*RECORDS SUPPLIED:*
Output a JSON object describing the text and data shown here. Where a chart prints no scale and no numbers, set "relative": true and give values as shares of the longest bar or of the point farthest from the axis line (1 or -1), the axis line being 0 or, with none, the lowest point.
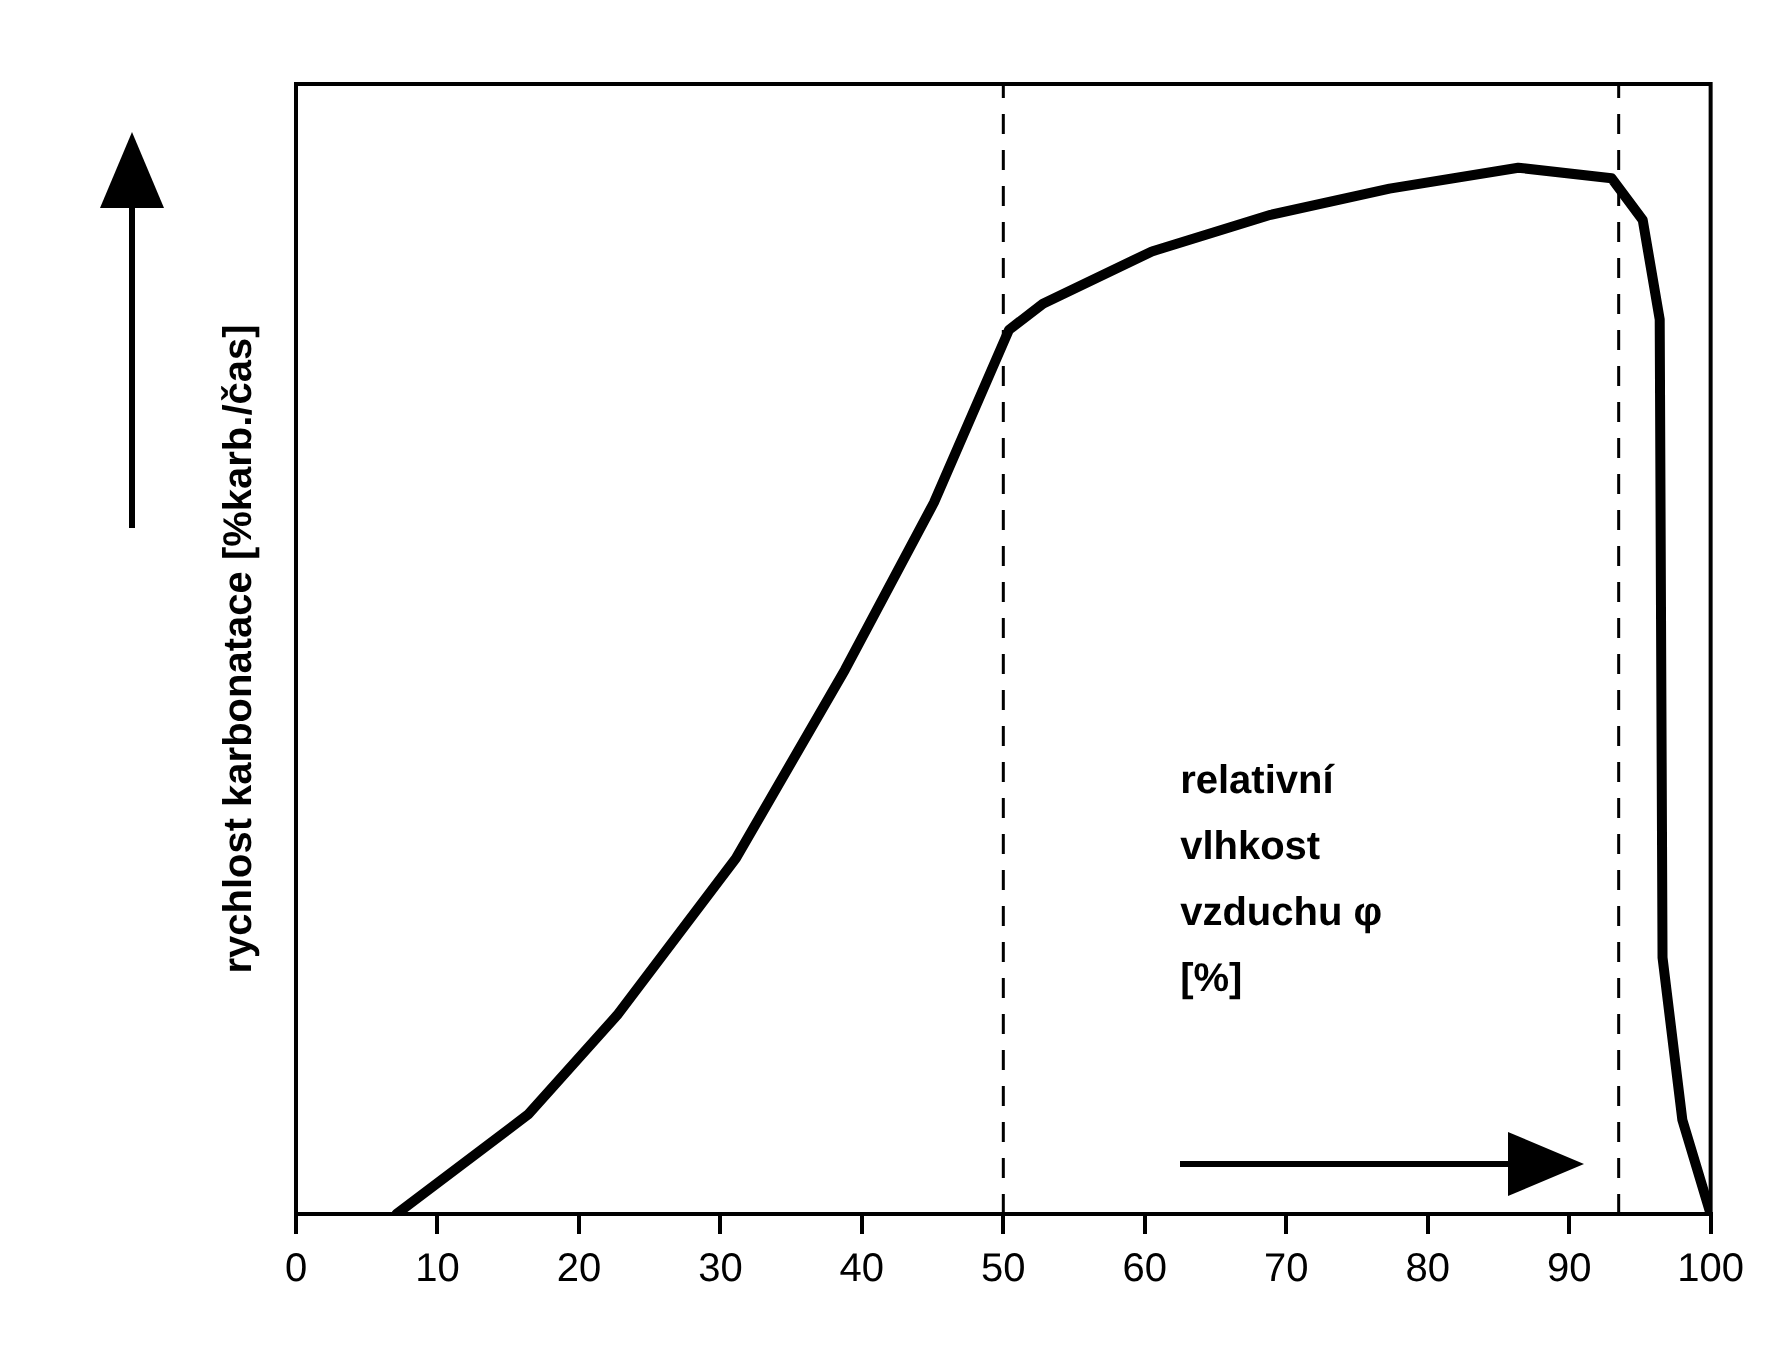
{
  "chart_data": {
    "type": "line",
    "relative": true,
    "xlabel": "relativní vlhkost vzduchu φ [%]",
    "ylabel": "rychlost karbonatace [%karb./čas]",
    "xlim": [
      0,
      100
    ],
    "xticks": [
      0,
      10,
      20,
      30,
      40,
      50,
      60,
      70,
      80,
      90,
      100
    ],
    "grid": false,
    "legend": false,
    "marker": "none",
    "series": [
      {
        "color": "#000000",
        "line_style": "solid",
        "x": [
          7.1,
          16.4,
          22.7,
          31.1,
          38.8,
          45.1,
          50.4,
          52.8,
          60.5,
          68.9,
          77.3,
          86.4,
          93.0,
          95.2,
          96.4,
          96.6,
          98.0,
          100
        ],
        "values": [
          0.0,
          0.095,
          0.19,
          0.34,
          0.52,
          0.68,
          0.845,
          0.87,
          0.92,
          0.955,
          0.98,
          1.0,
          0.99,
          0.95,
          0.855,
          0.245,
          0.09,
          0.0
        ]
      }
    ],
    "ref_lines": [
      {
        "axis": "x",
        "value": 50,
        "color": "#000000",
        "line_style": "dashed"
      },
      {
        "axis": "x",
        "value": 93.5,
        "color": "#000000",
        "line_style": "dashed"
      }
    ]
  }
}
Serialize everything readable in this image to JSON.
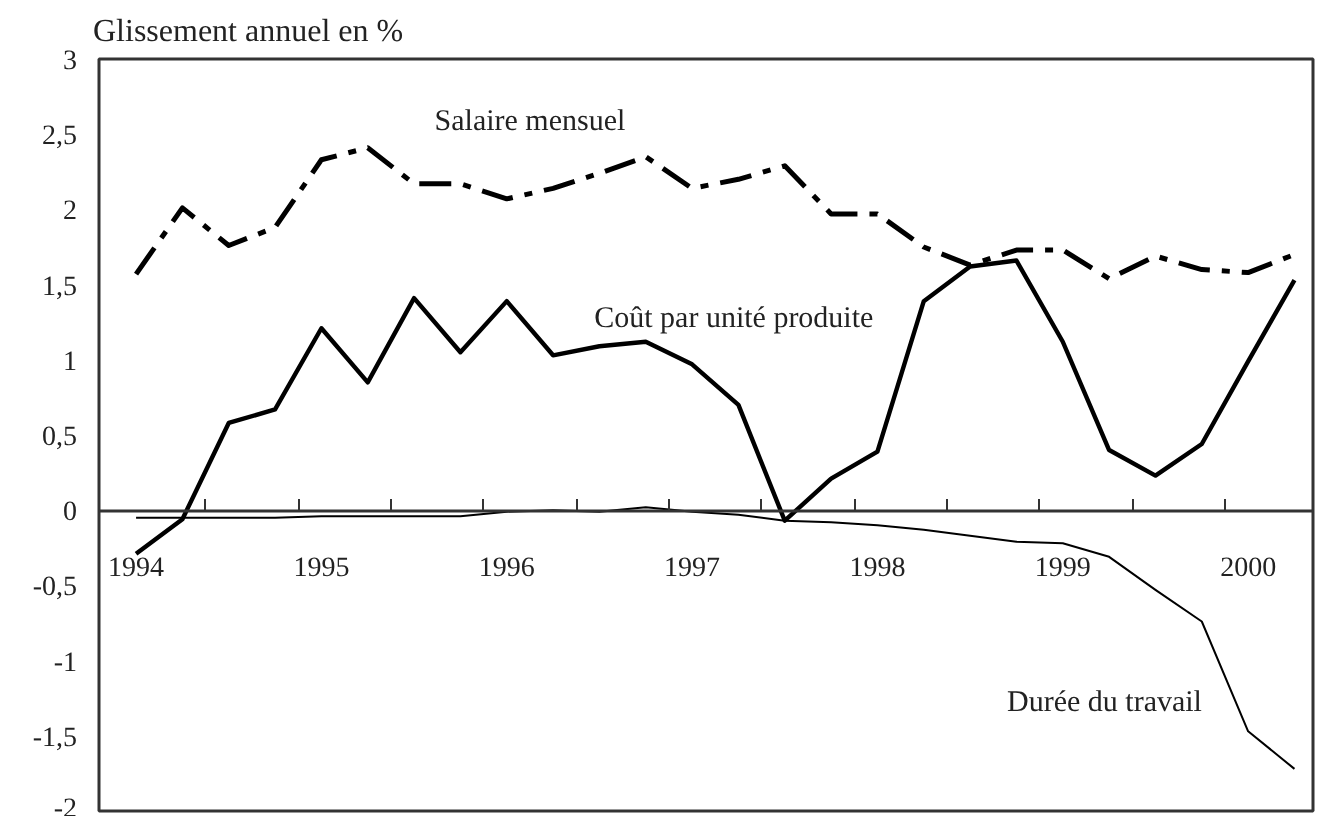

*WHAT THE EXERCISE ASKS:* Copy the entries above faithfully and omit every image.

*SOLUTION BELOW:*
Output a JSON object describing the text and data shown here. Where a chart prints no scale and no numbers, set "relative": true and give values as shares of the longest bar or of the point farthest from the axis line (1 or -1), the axis line being 0 or, with none, the lowest point.
{
  "chart_data": {
    "type": "line",
    "relative": true,
    "xlabel": "relativní vlhkost vzduchu φ [%]",
    "ylabel": "rychlost karbonatace [%karb./čas]",
    "xlim": [
      0,
      100
    ],
    "xticks": [
      0,
      10,
      20,
      30,
      40,
      50,
      60,
      70,
      80,
      90,
      100
    ],
    "grid": false,
    "legend": false,
    "marker": "none",
    "series": [
      {
        "color": "#000000",
        "line_style": "solid",
        "x": [
          7.1,
          16.4,
          22.7,
          31.1,
          38.8,
          45.1,
          50.4,
          52.8,
          60.5,
          68.9,
          77.3,
          86.4,
          93.0,
          95.2,
          96.4,
          96.6,
          98.0,
          100
        ],
        "values": [
          0.0,
          0.095,
          0.19,
          0.34,
          0.52,
          0.68,
          0.845,
          0.87,
          0.92,
          0.955,
          0.98,
          1.0,
          0.99,
          0.95,
          0.855,
          0.245,
          0.09,
          0.0
        ]
      }
    ],
    "ref_lines": [
      {
        "axis": "x",
        "value": 50,
        "color": "#000000",
        "line_style": "dashed"
      },
      {
        "axis": "x",
        "value": 93.5,
        "color": "#000000",
        "line_style": "dashed"
      }
    ]
  }
}
Serialize everything readable in this image to JSON.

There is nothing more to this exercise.